INPUT:
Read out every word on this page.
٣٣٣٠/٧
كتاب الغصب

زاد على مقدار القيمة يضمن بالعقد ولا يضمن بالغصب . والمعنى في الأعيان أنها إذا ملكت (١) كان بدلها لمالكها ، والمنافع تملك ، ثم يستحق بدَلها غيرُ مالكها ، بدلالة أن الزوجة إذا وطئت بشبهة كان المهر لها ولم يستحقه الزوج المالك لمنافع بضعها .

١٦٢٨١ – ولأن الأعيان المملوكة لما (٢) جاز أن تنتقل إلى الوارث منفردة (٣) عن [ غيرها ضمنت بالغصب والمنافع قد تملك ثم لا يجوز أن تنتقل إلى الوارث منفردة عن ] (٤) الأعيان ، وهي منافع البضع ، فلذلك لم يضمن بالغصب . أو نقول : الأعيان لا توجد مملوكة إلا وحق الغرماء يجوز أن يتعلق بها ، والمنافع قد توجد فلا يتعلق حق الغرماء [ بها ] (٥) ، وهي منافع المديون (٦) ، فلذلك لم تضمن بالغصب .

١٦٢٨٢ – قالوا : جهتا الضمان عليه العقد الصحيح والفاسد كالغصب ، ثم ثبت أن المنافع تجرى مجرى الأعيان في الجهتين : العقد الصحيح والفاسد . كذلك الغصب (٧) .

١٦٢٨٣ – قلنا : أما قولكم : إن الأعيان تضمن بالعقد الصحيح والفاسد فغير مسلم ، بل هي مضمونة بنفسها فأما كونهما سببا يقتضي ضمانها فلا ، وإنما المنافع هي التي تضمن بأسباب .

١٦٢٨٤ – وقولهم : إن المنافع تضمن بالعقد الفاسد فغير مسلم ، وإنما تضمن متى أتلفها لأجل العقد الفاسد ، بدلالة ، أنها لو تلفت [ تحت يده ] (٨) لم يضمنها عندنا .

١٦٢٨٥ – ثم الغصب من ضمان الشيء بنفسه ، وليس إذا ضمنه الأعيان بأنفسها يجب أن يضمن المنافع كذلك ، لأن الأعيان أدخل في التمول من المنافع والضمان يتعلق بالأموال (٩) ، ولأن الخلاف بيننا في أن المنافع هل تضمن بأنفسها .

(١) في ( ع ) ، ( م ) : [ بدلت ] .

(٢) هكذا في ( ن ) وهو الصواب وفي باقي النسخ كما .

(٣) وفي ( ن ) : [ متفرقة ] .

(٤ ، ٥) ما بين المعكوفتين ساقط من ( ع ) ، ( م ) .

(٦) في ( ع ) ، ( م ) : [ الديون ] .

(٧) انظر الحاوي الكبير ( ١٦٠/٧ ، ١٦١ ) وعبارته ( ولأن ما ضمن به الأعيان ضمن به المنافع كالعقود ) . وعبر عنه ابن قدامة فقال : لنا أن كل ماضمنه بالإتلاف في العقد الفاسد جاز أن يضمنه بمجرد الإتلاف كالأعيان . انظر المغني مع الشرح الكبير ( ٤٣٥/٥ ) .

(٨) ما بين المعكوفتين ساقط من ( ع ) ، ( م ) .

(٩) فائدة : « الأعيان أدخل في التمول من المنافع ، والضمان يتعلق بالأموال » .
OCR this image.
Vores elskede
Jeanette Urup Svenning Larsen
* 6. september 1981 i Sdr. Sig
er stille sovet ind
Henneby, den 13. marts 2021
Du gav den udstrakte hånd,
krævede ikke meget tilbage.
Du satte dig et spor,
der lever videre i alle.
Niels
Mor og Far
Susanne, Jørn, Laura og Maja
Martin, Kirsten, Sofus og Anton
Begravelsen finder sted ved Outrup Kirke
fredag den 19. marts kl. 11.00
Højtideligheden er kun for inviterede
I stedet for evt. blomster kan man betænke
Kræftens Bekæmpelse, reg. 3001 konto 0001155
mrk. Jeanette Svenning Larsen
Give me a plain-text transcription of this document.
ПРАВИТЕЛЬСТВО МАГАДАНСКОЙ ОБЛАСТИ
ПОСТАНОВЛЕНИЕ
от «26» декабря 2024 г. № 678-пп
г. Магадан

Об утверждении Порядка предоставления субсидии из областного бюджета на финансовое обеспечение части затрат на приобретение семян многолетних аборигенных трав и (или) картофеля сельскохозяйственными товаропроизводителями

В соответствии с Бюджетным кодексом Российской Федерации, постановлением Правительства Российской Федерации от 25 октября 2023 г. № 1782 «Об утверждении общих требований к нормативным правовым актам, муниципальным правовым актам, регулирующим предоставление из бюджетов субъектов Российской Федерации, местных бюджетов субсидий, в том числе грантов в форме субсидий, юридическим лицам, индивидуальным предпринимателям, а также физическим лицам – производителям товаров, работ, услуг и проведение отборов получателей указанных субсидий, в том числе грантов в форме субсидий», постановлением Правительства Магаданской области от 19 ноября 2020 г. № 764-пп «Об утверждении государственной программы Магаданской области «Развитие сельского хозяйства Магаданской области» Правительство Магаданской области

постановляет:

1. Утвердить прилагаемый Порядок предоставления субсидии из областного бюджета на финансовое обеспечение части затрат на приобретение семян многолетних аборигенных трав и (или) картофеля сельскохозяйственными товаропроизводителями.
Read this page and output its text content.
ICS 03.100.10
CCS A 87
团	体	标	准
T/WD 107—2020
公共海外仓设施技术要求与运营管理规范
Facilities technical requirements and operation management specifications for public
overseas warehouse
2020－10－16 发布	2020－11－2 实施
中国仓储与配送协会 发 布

WORK REQUIRED: From the entries, report each line that includes the word "تملك".

FINISHED EXERCISE:
زاد على مقدار القيمة يضمن بالعقد ولا يضمن بالغصب . والمعنى في الأعيان أنها إذا ملكت (١) كان بدلها لمالكها ، والمنافع تملك ، ثم يستحق بدَلها غيرُ مالكها ، بدلالة أن الزوجة إذا وطئت بشبهة كان المهر لها ولم يستحقه الزوج المالك لمنافع بضعها .
١٦٢٨١ – ولأن الأعيان المملوكة لما (٢) جاز أن تنتقل إلى الوارث منفردة (٣) عن [ غيرها ضمنت بالغصب والمنافع قد تملك ثم لا يجوز أن تنتقل إلى الوارث منفردة عن ] (٤) الأعيان ، وهي منافع البضع ، فلذلك لم يضمن بالغصب . أو نقول : الأعيان لا توجد مملوكة إلا وحق الغرماء يجوز أن يتعلق بها ، والمنافع قد توجد فلا يتعلق حق الغرماء [ بها ] (٥) ، وهي منافع المديون (٦) ، فلذلك لم تضمن بالغصب .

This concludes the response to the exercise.